## BEGIN QUOTED PASSAGE
Caracciolo aligned himself politically with the Left and spent the last two years of World War Two fighting against the Fascists as a member of a partisan unit he joined at the age of 18.
Yet he was born into Italian aristocracy, inheriting the titles Prince of Castagneto and Duke of Melito with the death of his father in 1965. After his younger sister, Marella, married the Fiat chairman, Gianni Agnelli, in 1953, he became one of the best connected individuals in Italian society. His funeral in 2008 was attended by members of five of Italy’s most powerful dynasties: Agnelli, Caracciolo, Borghese, Visconti and Pasolini.
Tall and handsome, effortlessly elegant in his dress sense and instinctively well-mannered, he could not disguise his refined roots but never flaunted them. He was at his most comfortable in the company of left-wing intellectuals and insisted he be known only as Carlo.
## END QUOTED PASSAGE
## BEGIN EXCERPTED DATA
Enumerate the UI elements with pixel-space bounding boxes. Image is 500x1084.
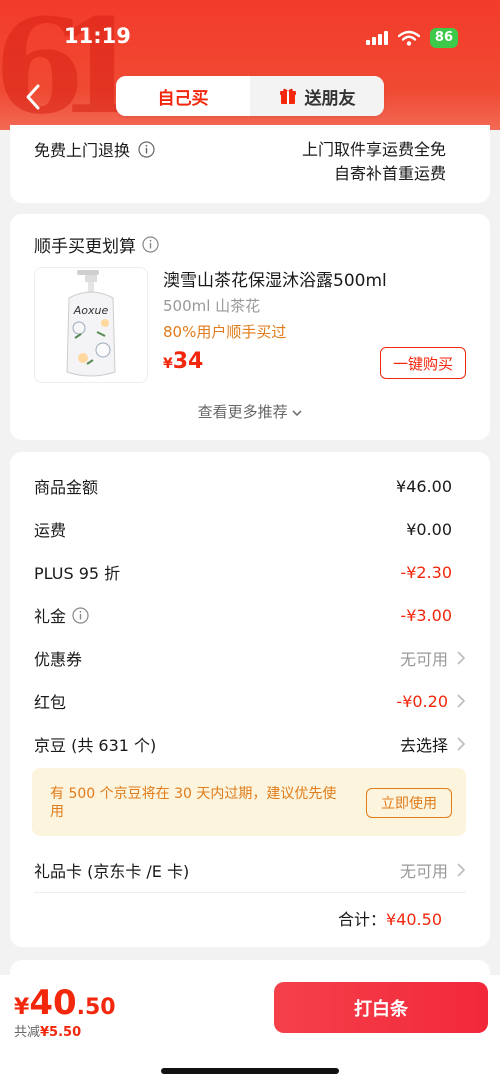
return-label: 免费上门退换 — [34, 137, 155, 161]
chevron-down-icon — [292, 410, 302, 417]
divider — [34, 892, 466, 893]
use-now-button[interactable]: 立即使用 — [366, 788, 452, 818]
row-value: ¥0.00 — [406, 519, 452, 539]
summary-row-giftcard[interactable]: 礼品卡 (京东卡 /E 卡) 无可用 — [34, 855, 466, 885]
promo-decoration: 61 — [0, 0, 145, 130]
row-label: PLUS 95 折 — [34, 564, 121, 583]
row-label: 红包 — [34, 693, 67, 712]
product-price: ¥34 — [163, 349, 203, 374]
one-click-buy-button[interactable]: 一键购买 — [380, 347, 466, 379]
chevron-right-icon — [457, 651, 466, 665]
summary-row-coupon[interactable]: 优惠券 无可用 — [34, 643, 466, 673]
info-icon[interactable] — [138, 140, 155, 158]
discount-label: 共减 — [14, 1025, 41, 1040]
summary-row-shipping: 运费 ¥0.00 — [34, 514, 466, 544]
return-label-text: 免费上门退换 — [34, 141, 131, 160]
row-label: 京豆 (共 631 个) — [34, 736, 157, 755]
row-value: -¥3.00 — [400, 605, 452, 625]
product-name[interactable]: 澳雪山茶花保湿沐浴露500ml — [163, 266, 387, 291]
more-recommend-label: 查看更多推荐 — [197, 403, 288, 421]
summary-row-redpacket[interactable]: 红包 -¥0.20 — [34, 686, 466, 716]
bottom-total-price: ¥40.50 — [14, 983, 116, 1023]
return-detail-1: 上门取件享运费全免 — [301, 140, 446, 159]
row-label: 运费 — [34, 521, 67, 540]
more-recommend-link[interactable]: 查看更多推荐 — [10, 401, 490, 422]
price-value: 34 — [172, 349, 204, 374]
bottle-brand: Aoxue — [73, 304, 109, 317]
info-icon[interactable] — [142, 236, 159, 253]
summary-row-plus: PLUS 95 折 -¥2.30 — [34, 557, 466, 587]
chevron-right-icon — [457, 737, 466, 751]
total-label: 合计： — [338, 910, 387, 929]
home-indicator — [161, 1068, 339, 1074]
recommend-title-text: 顺手买更划算 — [34, 237, 136, 257]
back-icon[interactable] — [20, 82, 48, 112]
recommend-card: 顺手买更划算 Aoxue 澳雪山茶花保湿沐浴露500ml 500ml 山茶花 8… — [10, 214, 490, 440]
row-label: 优惠券 — [34, 650, 83, 669]
status-time: 11:19 — [64, 24, 131, 48]
info-icon[interactable] — [72, 606, 89, 624]
purchase-mode-tabs: 自己买 送朋友 — [116, 76, 384, 116]
row-value: ¥46.00 — [396, 476, 452, 496]
product-note: 80%用户顺手买过 — [163, 323, 287, 341]
pay-baitiao-button[interactable]: 打白条 — [274, 982, 488, 1033]
tab-send-friend[interactable]: 送朋友 — [250, 76, 384, 116]
status-icons: 86 — [365, 28, 458, 48]
delivery-card: 免费上门退换 上门取件享运费全免 自寄补首重运费 — [10, 125, 490, 203]
row-value: 无可用 — [399, 650, 448, 669]
row-value: 无可用 — [399, 862, 448, 881]
discount-value: ¥5.50 — [40, 1025, 82, 1040]
row-label: 商品金额 — [34, 478, 99, 497]
wifi-icon — [397, 30, 420, 46]
battery-icon: 86 — [429, 28, 458, 48]
row-value: 去选择 — [399, 736, 448, 755]
summary-row-gift-money: 礼金 -¥3.00 — [34, 600, 466, 630]
header: 61 11:19 86 自己买 送朋友 — [0, 0, 500, 130]
tab-buy-self[interactable]: 自己买 — [116, 76, 250, 116]
product-spec: 500ml 山茶花 — [163, 297, 261, 315]
recommend-title: 顺手买更划算 — [34, 232, 159, 257]
checkout-bar: ¥40.50 共减¥5.50 打白条 — [0, 975, 500, 1084]
gift-icon — [279, 88, 296, 104]
product-image[interactable]: Aoxue — [34, 267, 148, 383]
row-label: 礼金 — [34, 607, 67, 626]
summary-row-goods: 商品金额 ¥46.00 — [34, 471, 466, 501]
row-value: -¥0.20 — [396, 691, 448, 711]
row-value: -¥2.30 — [400, 562, 452, 582]
jingdou-expiry-notice: 有 500 个京豆将在 30 天内过期，建议优先使用 立即使用 — [32, 768, 466, 836]
total-discount: 共减¥5.50 — [14, 1021, 81, 1040]
tab-label: 送朋友 — [304, 88, 356, 109]
price-integer: 40 — [29, 983, 77, 1023]
tab-label: 自己买 — [157, 88, 209, 109]
bottle-illustration: Aoxue — [66, 270, 116, 377]
summary-row-jingdou[interactable]: 京豆 (共 631 个) 去选择 — [34, 729, 466, 759]
price-decimal: .50 — [76, 995, 116, 1020]
row-label: 礼品卡 (京东卡 /E 卡) — [34, 862, 190, 881]
signal-icon — [365, 31, 388, 45]
price-summary-card: 商品金额 ¥46.00 运费 ¥0.00 PLUS 95 折 -¥2.30 礼金… — [10, 452, 490, 947]
order-total: 合计：¥40.50 — [338, 906, 442, 930]
currency-symbol: ¥ — [163, 356, 173, 372]
currency-symbol: ¥ — [14, 995, 30, 1020]
chevron-right-icon — [457, 694, 466, 708]
total-value: ¥40.50 — [386, 910, 442, 929]
return-detail-2: 自寄补首重运费 — [333, 164, 446, 183]
notice-text: 有 500 个京豆将在 30 天内过期，建议优先使用 — [50, 786, 337, 820]
chevron-right-icon — [457, 863, 466, 877]
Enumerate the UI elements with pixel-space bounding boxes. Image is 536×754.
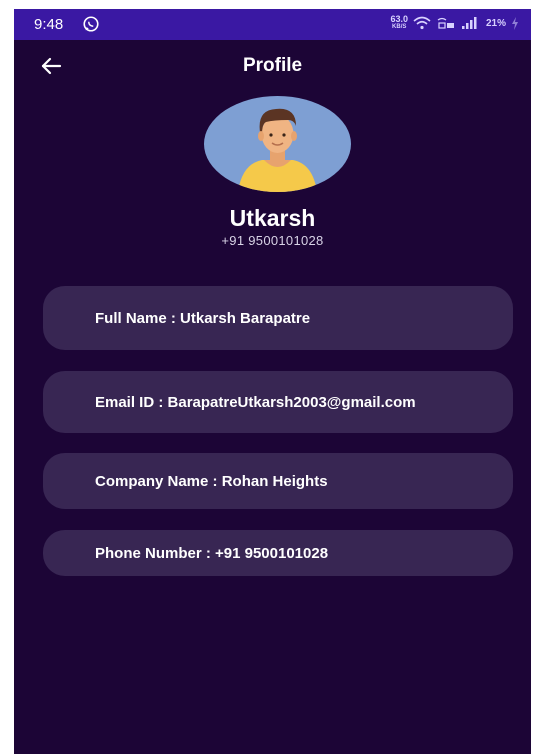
wifi-icon (413, 16, 431, 30)
detail-text: Company Name : Rohan Heights (95, 473, 328, 490)
signal-icon (461, 17, 477, 29)
whatsapp-icon (83, 16, 99, 32)
detail-text: Full Name : Utkarsh Barapatre (95, 310, 310, 327)
detail-label: Full Name : (95, 309, 176, 327)
volte-icon (437, 17, 454, 29)
status-icons: 63.0 KB/S 21% (390, 15, 519, 31)
network-speed-value: 63.0 (390, 14, 408, 24)
detail-card-company: Company Name : Rohan Heights (43, 453, 513, 509)
profile-phone: +91 9500101028 (221, 233, 324, 248)
detail-card-email: Email ID : BarapatreUtkarsh2003@gmail.co… (43, 371, 513, 433)
profile-screen: 9:48 63.0 KB/S 21% Profile Utkarsh +91 9… (14, 9, 531, 754)
detail-label: Email ID : (95, 393, 164, 411)
battery-charging-icon (512, 16, 518, 30)
profile-name: Utkarsh (229, 205, 316, 231)
user-avatar-icon[interactable] (204, 96, 351, 192)
battery-percent: 21% (485, 17, 506, 29)
detail-value: +91 9500101028 (210, 544, 329, 562)
status-bar: 9:48 63.0 KB/S 21% (14, 9, 531, 40)
detail-label: Phone Number : (95, 544, 211, 562)
detail-value: BarapatreUtkarsh2003@gmail.com (163, 393, 416, 411)
detail-value: Utkarsh Barapatre (175, 309, 311, 327)
network-speed-unit: KB/S (392, 24, 407, 30)
detail-card-full-name: Full Name : Utkarsh Barapatre (43, 286, 513, 350)
page-title: Profile (242, 55, 303, 76)
detail-card-phone: Phone Number : +91 9500101028 (43, 530, 513, 576)
detail-text: Email ID : BarapatreUtkarsh2003@gmail.co… (95, 394, 416, 411)
network-speed: 63.0 KB/S (390, 15, 408, 31)
status-time: 9:48 (34, 16, 64, 33)
detail-value: Rohan Heights (217, 472, 328, 490)
detail-text: Phone Number : +91 9500101028 (95, 545, 328, 562)
detail-label: Company Name : (95, 472, 218, 490)
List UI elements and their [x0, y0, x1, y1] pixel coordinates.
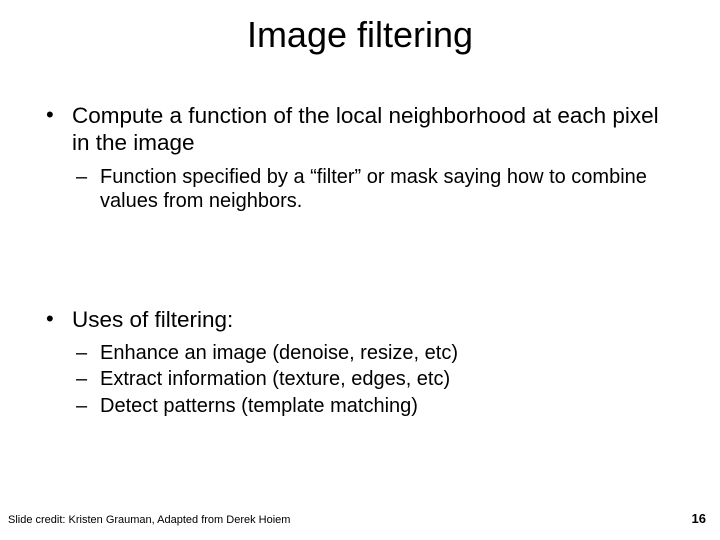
- sub-bullet-list: Function specified by a “filter” or mask…: [72, 165, 680, 214]
- slide-title: Image filtering: [0, 0, 720, 66]
- bullet-text: Compute a function of the local neighbor…: [72, 103, 659, 155]
- sub-bullet-item: Detect patterns (template matching): [72, 394, 680, 418]
- slide: Image filtering Compute a function of th…: [0, 0, 720, 540]
- bullet-item: Uses of filtering: Enhance an image (den…: [40, 306, 680, 419]
- sub-bullet-item: Enhance an image (denoise, resize, etc): [72, 341, 680, 365]
- sub-bullet-text: Function specified by a “filter” or mask…: [100, 166, 647, 212]
- bullet-item: Compute a function of the local neighbor…: [40, 102, 680, 214]
- slide-credit: Slide credit: Kristen Grauman, Adapted f…: [8, 514, 290, 526]
- spacer: [40, 236, 680, 270]
- bullet-list: Uses of filtering: Enhance an image (den…: [40, 306, 680, 419]
- bullet-list: Compute a function of the local neighbor…: [40, 102, 680, 214]
- bullet-text: Uses of filtering:: [72, 307, 233, 332]
- sub-bullet-item: Function specified by a “filter” or mask…: [72, 165, 680, 214]
- sub-bullet-text: Detect patterns (template matching): [100, 395, 418, 417]
- slide-body: Compute a function of the local neighbor…: [0, 102, 720, 418]
- sub-bullet-text: Extract information (texture, edges, etc…: [100, 368, 450, 390]
- sub-bullet-item: Extract information (texture, edges, etc…: [72, 367, 680, 391]
- sub-bullet-list: Enhance an image (denoise, resize, etc) …: [72, 341, 680, 418]
- page-number: 16: [692, 511, 706, 526]
- sub-bullet-text: Enhance an image (denoise, resize, etc): [100, 342, 458, 364]
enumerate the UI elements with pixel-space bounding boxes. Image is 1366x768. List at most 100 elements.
## END EXCERPTED DATA
Set down the part of the Caracciolo passage that begins at the words "Yet he was born" and stops after "only as Carlo.", word for word.

Yet he was born into Italian aristocracy, inheriting the titles Prince of Castagneto and Duke of Melito with the death of his father in 1965. After his younger sister, Marella, married the Fiat chairman, Gianni Agnelli, in 1953, he became one of the best connected individuals in Italian society. His funeral in 2008 was attended by members of five of Italy’s most powerful dynasties: Agnelli, Caracciolo, Borghese, Visconti and Pasolini.
Tall and handsome, effortlessly elegant in his dress sense and instinctively well-mannered, he could not disguise his refined roots but never flaunted them. He was at his most comfortable in the company of left-wing intellectuals and insisted he be known only as Carlo.